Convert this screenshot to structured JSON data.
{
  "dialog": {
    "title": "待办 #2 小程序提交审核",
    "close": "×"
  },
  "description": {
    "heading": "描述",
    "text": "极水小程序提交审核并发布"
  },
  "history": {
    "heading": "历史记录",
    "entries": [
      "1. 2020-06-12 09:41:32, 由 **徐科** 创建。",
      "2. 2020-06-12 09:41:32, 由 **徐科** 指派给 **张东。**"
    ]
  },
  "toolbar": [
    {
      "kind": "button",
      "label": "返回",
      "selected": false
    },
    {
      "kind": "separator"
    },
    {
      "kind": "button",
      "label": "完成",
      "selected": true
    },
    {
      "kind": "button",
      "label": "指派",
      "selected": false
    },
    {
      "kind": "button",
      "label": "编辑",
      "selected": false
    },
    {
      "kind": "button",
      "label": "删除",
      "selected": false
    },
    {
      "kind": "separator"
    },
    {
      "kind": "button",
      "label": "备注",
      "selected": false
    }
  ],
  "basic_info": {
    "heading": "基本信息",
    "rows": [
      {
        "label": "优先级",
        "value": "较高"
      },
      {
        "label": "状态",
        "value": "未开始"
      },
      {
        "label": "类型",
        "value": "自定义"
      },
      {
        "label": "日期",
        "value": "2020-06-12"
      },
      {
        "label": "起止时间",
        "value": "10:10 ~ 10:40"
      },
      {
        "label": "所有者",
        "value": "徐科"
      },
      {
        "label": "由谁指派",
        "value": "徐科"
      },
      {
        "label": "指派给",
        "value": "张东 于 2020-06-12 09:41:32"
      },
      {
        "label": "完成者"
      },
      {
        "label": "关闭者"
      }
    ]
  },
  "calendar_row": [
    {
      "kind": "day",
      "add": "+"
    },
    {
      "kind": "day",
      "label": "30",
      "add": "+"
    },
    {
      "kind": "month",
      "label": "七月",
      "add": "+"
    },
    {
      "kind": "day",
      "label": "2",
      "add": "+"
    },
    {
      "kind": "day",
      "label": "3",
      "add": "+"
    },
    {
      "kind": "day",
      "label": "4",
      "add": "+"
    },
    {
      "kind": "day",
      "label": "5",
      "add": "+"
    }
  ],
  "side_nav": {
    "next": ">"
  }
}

• Task
Please return the data above exactly as given.

• Written answer
Convert this screenshot to structured JSON data.
{
  "dialog": {
    "title": "待办 #2 小程序提交审核",
    "close": "×"
  },
  "description": {
    "heading": "描述",
    "text": "极水小程序提交审核并发布"
  },
  "history": {
    "heading": "历史记录",
    "entries": [
      "1. 2020-06-12 09:41:32, 由 **徐科** 创建。",
      "2. 2020-06-12 09:41:32, 由 **徐科** 指派给 **张东。**"
    ]
  },
  "toolbar": [
    {
      "kind": "button",
      "label": "返回",
      "selected": false
    },
    {
      "kind": "separator"
    },
    {
      "kind": "button",
      "label": "完成",
      "selected": true
    },
    {
      "kind": "button",
      "label": "指派",
      "selected": false
    },
    {
      "kind": "button",
      "label": "编辑",
      "selected": false
    },
    {
      "kind": "button",
      "label": "删除",
      "selected": false
    },
    {
      "kind": "separator"
    },
    {
      "kind": "button",
      "label": "备注",
      "selected": false
    }
  ],
  "basic_info": {
    "heading": "基本信息",
    "rows": [
      {
        "label": "优先级",
        "value": "较高"
      },
      {
        "label": "状态",
        "value": "未开始"
      },
      {
        "label": "类型",
        "value": "自定义"
      },
      {
        "label": "日期",
        "value": "2020-06-12"
      },
      {
        "label": "起止时间",
        "value": "10:10 ~ 10:40"
      },
      {
        "label": "所有者",
        "value": "徐科"
      },
      {
        "label": "由谁指派",
        "value": "徐科"
      },
      {
        "label": "指派给",
        "value": "张东 于 2020-06-12 09:41:32"
      },
      {
        "label": "完成者"
      },
      {
        "label": "关闭者"
      }
    ]
  },
  "calendar_row": [
    {
      "kind": "day",
      "add": "+"
    },
    {
      "kind": "day",
      "label": "30",
      "add": "+"
    },
    {
      "kind": "month",
      "label": "七月",
      "add": "+"
    },
    {
      "kind": "day",
      "label": "2",
      "add": "+"
    },
    {
      "kind": "day",
      "label": "3",
      "add": "+"
    },
    {
      "kind": "day",
      "label": "4",
      "add": "+"
    },
    {
      "kind": "day",
      "label": "5",
      "add": "+"
    }
  ],
  "side_nav": {
    "next": ">"
  }
}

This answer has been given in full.